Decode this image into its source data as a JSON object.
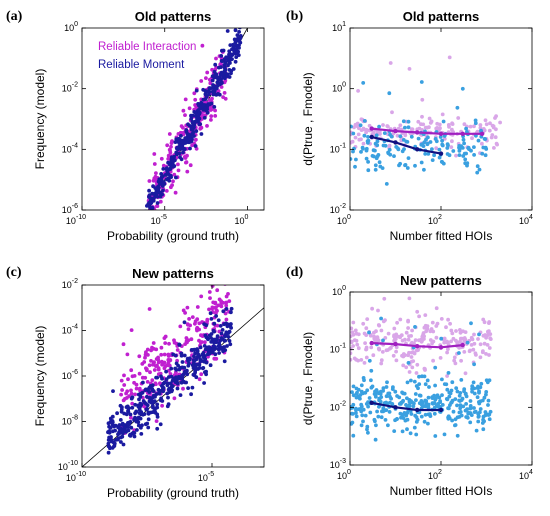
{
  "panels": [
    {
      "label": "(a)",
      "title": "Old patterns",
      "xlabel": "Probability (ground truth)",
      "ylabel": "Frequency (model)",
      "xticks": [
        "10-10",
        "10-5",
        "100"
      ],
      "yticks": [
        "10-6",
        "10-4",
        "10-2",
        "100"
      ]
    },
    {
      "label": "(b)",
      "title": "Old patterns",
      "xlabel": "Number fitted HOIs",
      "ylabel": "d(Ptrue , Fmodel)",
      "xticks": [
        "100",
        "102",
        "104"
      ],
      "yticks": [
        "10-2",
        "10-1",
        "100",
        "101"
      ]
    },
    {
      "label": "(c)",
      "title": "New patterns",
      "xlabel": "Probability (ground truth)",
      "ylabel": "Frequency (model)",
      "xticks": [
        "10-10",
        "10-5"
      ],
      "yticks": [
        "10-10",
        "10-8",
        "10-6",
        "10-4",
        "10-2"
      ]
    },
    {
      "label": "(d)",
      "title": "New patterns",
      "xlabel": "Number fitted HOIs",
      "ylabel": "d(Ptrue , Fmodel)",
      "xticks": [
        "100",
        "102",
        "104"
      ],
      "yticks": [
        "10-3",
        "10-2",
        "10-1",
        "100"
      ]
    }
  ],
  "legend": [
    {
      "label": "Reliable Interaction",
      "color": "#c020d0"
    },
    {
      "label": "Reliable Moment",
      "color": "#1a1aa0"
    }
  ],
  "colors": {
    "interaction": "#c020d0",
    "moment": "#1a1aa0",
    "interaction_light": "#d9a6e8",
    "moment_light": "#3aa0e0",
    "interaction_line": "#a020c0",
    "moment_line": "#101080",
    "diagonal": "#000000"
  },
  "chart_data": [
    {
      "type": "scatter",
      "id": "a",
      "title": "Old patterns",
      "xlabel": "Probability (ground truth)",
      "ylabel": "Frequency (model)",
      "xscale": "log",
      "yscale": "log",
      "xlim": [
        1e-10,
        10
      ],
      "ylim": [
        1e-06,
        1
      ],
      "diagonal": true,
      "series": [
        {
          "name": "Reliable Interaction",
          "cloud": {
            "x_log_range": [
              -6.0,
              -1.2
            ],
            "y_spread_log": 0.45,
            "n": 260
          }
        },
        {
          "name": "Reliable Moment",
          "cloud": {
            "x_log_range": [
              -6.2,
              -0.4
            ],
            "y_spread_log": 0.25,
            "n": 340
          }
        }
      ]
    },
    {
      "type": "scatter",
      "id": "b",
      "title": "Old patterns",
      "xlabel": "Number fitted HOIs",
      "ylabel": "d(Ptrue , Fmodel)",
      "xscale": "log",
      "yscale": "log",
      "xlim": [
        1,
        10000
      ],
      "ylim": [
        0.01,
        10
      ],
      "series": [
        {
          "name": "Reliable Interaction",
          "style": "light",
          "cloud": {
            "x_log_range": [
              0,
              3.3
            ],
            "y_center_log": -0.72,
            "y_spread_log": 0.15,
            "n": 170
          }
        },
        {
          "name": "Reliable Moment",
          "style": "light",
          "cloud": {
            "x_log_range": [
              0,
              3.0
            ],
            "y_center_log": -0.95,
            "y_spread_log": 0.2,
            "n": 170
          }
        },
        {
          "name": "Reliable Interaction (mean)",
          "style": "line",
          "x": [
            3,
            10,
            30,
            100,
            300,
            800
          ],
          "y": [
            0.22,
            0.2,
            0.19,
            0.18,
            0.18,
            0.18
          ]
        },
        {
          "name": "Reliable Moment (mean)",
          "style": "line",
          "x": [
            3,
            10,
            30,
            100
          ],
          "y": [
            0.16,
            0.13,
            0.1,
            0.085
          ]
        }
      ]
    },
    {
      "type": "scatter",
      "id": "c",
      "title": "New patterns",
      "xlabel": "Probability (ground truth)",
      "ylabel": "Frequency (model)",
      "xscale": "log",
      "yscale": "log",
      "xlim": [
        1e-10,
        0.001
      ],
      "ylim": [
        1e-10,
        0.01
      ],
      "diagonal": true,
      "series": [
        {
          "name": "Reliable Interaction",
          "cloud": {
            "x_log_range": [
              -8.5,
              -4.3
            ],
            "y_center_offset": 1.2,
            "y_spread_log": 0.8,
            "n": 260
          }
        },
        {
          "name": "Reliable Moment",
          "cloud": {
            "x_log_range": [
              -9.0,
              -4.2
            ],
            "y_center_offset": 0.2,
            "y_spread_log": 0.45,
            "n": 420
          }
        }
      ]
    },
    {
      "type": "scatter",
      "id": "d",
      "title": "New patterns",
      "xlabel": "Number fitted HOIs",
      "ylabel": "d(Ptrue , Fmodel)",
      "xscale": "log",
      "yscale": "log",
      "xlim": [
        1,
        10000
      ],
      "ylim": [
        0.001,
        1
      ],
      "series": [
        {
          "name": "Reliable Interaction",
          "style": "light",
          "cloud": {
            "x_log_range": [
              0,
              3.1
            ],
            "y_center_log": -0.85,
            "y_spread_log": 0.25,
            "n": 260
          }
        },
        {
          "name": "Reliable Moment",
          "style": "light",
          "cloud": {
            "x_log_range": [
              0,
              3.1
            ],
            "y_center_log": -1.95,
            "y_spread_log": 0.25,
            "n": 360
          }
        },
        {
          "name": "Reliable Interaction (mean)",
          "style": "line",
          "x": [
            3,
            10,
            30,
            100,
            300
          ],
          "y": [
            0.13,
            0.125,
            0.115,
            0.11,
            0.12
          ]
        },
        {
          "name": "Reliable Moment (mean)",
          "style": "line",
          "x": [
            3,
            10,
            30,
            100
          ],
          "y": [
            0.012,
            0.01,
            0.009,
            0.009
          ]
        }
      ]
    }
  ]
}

==

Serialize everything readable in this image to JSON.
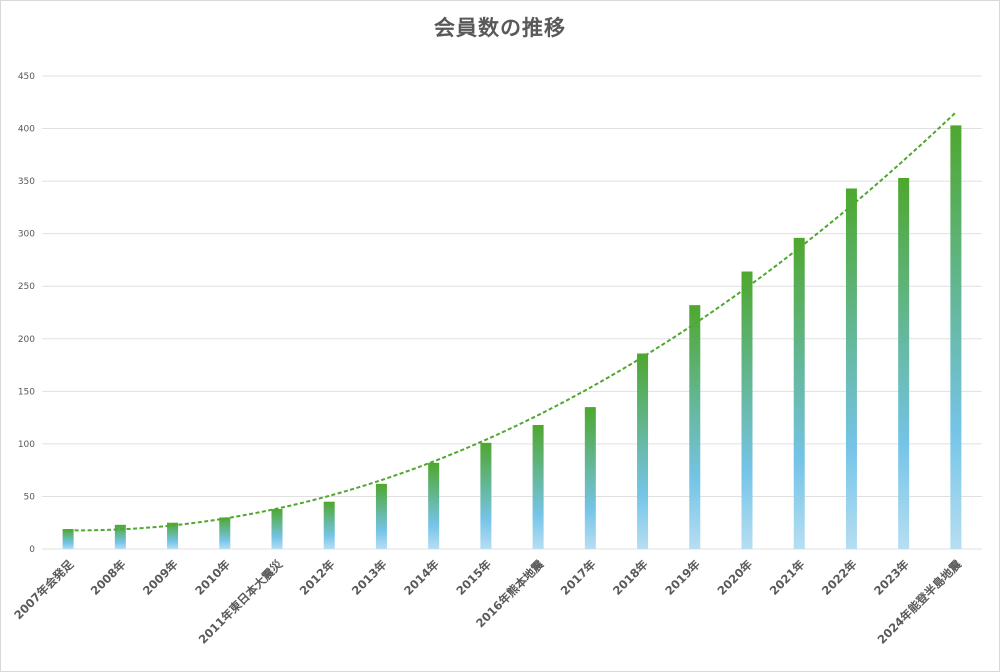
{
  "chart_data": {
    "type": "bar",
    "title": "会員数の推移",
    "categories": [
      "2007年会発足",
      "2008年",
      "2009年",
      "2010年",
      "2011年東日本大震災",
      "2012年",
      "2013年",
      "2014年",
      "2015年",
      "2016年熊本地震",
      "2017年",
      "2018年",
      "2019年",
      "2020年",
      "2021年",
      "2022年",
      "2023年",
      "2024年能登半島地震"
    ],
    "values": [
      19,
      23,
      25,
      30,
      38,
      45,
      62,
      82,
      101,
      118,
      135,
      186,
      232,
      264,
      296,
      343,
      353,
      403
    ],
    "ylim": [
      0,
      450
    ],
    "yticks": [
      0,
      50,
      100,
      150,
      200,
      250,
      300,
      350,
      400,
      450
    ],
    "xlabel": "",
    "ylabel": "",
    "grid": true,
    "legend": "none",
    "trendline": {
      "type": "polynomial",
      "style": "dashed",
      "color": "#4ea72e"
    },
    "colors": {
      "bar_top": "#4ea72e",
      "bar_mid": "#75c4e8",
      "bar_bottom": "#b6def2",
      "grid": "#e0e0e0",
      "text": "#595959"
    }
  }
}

---

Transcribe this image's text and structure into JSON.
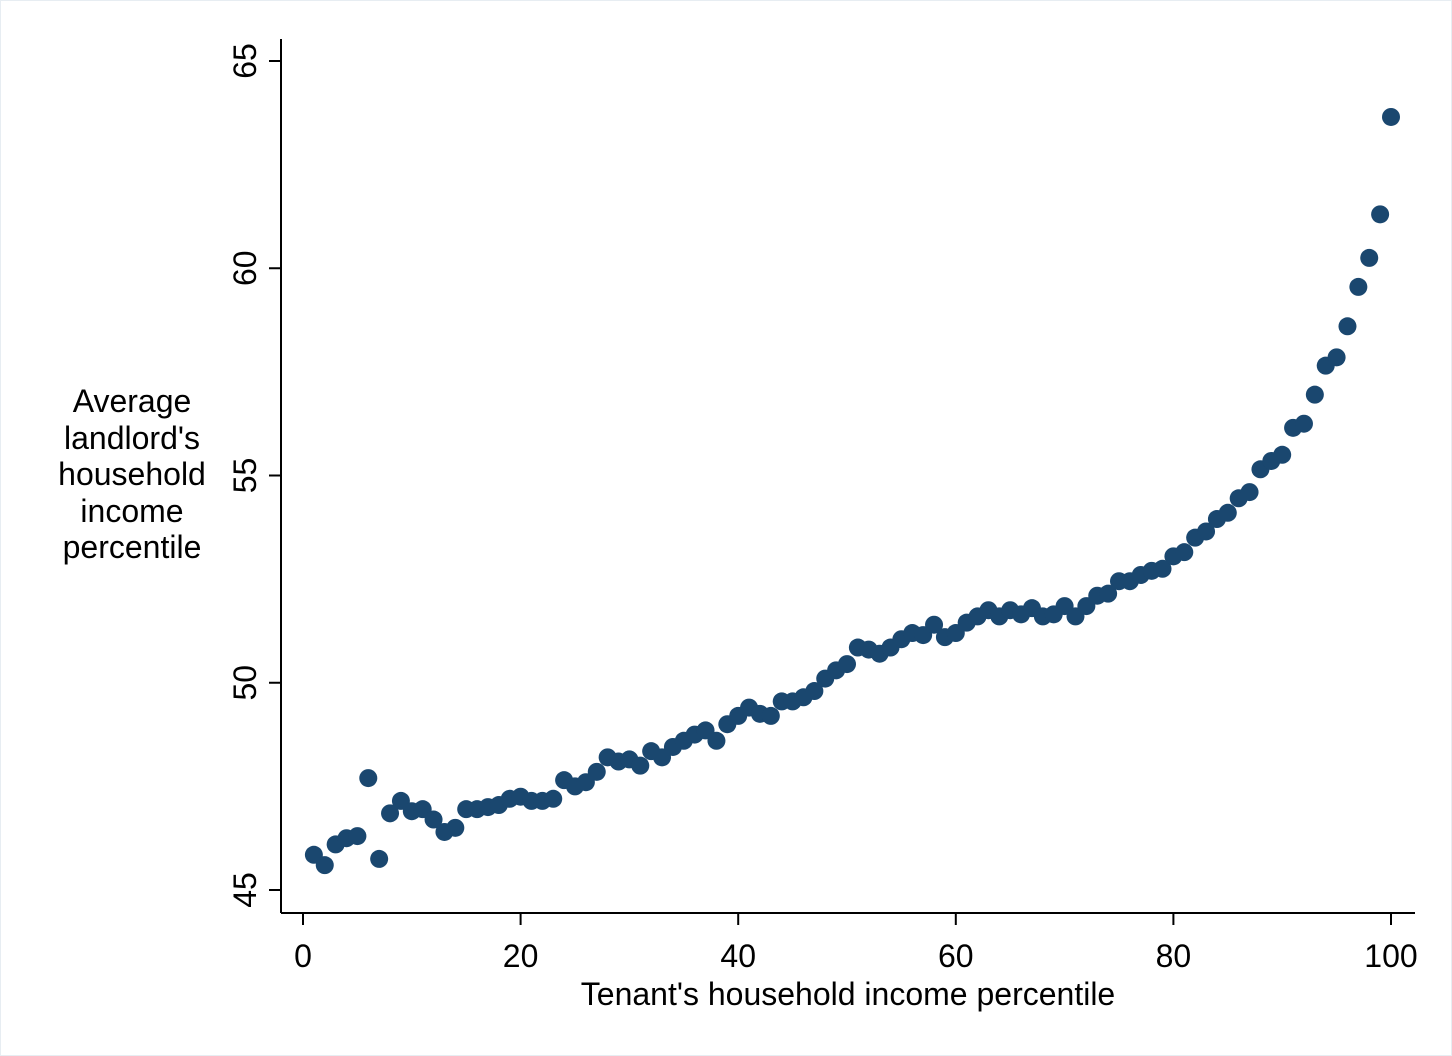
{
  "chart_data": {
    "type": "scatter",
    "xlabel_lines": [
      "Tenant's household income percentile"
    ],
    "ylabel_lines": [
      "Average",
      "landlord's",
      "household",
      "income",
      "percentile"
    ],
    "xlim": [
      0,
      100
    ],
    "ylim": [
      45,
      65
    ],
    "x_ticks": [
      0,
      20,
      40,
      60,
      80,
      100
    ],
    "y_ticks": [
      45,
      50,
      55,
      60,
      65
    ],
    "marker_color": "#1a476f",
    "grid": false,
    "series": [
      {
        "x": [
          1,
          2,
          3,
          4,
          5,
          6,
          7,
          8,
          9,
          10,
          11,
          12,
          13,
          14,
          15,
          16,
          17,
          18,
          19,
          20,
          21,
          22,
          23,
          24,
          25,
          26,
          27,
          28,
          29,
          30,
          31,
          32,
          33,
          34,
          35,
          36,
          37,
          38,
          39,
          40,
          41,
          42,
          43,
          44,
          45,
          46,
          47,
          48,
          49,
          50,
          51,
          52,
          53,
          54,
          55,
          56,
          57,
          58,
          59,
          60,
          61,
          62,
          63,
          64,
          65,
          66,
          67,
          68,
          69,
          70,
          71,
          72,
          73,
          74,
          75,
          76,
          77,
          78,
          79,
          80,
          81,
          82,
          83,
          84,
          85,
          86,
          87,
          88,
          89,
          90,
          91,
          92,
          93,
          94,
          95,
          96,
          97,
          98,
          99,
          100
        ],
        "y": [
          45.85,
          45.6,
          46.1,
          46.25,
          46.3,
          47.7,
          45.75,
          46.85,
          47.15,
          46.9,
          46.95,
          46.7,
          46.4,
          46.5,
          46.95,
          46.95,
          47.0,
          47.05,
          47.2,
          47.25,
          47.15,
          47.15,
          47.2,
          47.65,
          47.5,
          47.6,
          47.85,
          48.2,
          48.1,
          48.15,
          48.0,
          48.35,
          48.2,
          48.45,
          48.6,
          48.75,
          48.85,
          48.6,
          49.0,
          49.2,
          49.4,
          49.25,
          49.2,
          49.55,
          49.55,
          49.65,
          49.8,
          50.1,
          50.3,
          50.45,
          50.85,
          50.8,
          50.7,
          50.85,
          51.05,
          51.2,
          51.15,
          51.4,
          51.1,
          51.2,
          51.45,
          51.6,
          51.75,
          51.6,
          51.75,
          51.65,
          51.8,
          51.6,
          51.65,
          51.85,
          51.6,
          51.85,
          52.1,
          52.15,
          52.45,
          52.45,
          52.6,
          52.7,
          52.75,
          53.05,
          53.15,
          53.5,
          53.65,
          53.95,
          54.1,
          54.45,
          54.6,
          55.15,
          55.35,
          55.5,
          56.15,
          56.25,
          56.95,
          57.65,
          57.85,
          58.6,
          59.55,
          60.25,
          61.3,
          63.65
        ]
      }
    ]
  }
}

### WHAT TO WORK ON
Across the data above, how many lines include the word "text"? Give only the count.

### OUTPUT
2